◆ **OBJECTIVE**: Retype the records below word for word and omit any image.

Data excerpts
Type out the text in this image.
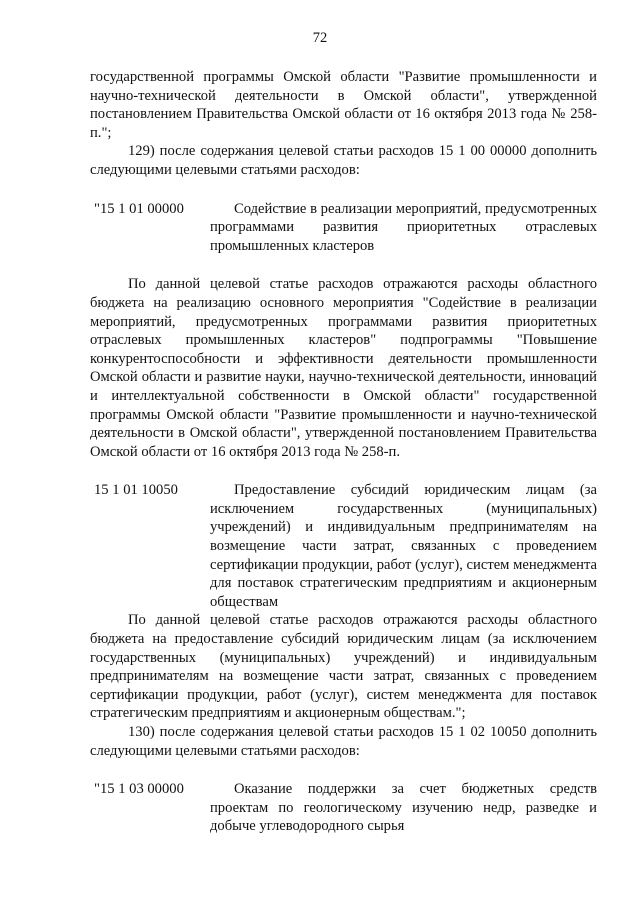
72

государственной программы Омской области "Развитие промышленности и научно-технической деятельности в Омской области", утвержденной постановлением Правительства Омской области от 16 октября 2013 года № 258-п.";

129) после содержания целевой статьи расходов 15 1 00 00000 дополнить следующими целевыми статьями расходов:

"15 1 01 00000	Содействие в реализации мероприятий, предусмотренных программами развития приоритетных отраслевых промышленных кластеров

По данной целевой статье расходов отражаются расходы областного бюджета на реализацию основного мероприятия "Содействие в реализации мероприятий, предусмотренных программами развития приоритетных отраслевых промышленных кластеров" подпрограммы "Повышение конкурентоспособности и эффективности деятельности промышленности Омской области и развитие науки, научно-технической деятельности, инноваций и интеллектуальной собственности в Омской области" государственной программы Омской области "Развитие промышленности и научно-технической деятельности в Омской области", утвержденной постановлением Правительства Омской области от 16 октября 2013 года № 258-п.

15 1 01 10050	Предоставление субсидий юридическим лицам (за исключением государственных (муниципальных) учреждений) и индивидуальным предпринимателям на возмещение части затрат, связанных с проведением сертификации продукции, работ (услуг), систем менеджмента для поставок стратегическим предприятиям и акционерным обществам

По данной целевой статье расходов отражаются расходы областного бюджета на предоставление субсидий юридическим лицам (за исключением государственных (муниципальных) учреждений) и индивидуальным предпринимателям на возмещение части затрат, связанных с проведением сертификации продукции, работ (услуг), систем менеджмента для поставок стратегическим предприятиям и акционерным обществам.";

130) после содержания целевой статьи расходов 15 1 02 10050 дополнить следующими целевыми статьями расходов:

"15 1 03 00000	Оказание поддержки за счет бюджетных средств проектам по геологическому изучению недр, разведке и добыче углеводородного сырья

◆ **WRITTEN ANSWER**:
Type out the text in this image.
72

государственной программы Омской области "Развитие промышленности и научно-технической деятельности в Омской области", утвержденной постановлением Правительства Омской области от 16 октября 2013 года № 258-п.";

129) после содержания целевой статьи расходов 15 1 00 00000 дополнить следующими целевыми статьями расходов:

"15 1 01 00000	Содействие в реализации мероприятий, предусмотренных программами развития приоритетных отраслевых промышленных кластеров

По данной целевой статье расходов отражаются расходы областного бюджета на реализацию основного мероприятия "Содействие в реализации мероприятий, предусмотренных программами развития приоритетных отраслевых промышленных кластеров" подпрограммы "Повышение конкурентоспособности и эффективности деятельности промышленности Омской области и развитие науки, научно-технической деятельности, инноваций и интеллектуальной собственности в Омской области" государственной программы Омской области "Развитие промышленности и научно-технической деятельности в Омской области", утвержденной постановлением Правительства Омской области от 16 октября 2013 года № 258-п.

15 1 01 10050	Предоставление субсидий юридическим лицам (за исключением государственных (муниципальных) учреждений) и индивидуальным предпринимателям на возмещение части затрат, связанных с проведением сертификации продукции, работ (услуг), систем менеджмента для поставок стратегическим предприятиям и акционерным обществам

По данной целевой статье расходов отражаются расходы областного бюджета на предоставление субсидий юридическим лицам (за исключением государственных (муниципальных) учреждений) и индивидуальным предпринимателям на возмещение части затрат, связанных с проведением сертификации продукции, работ (услуг), систем менеджмента для поставок стратегическим предприятиям и акционерным обществам.";

130) после содержания целевой статьи расходов 15 1 02 10050 дополнить следующими целевыми статьями расходов:

"15 1 03 00000	Оказание поддержки за счет бюджетных средств проектам по геологическому изучению недр, разведке и добыче углеводородного сырья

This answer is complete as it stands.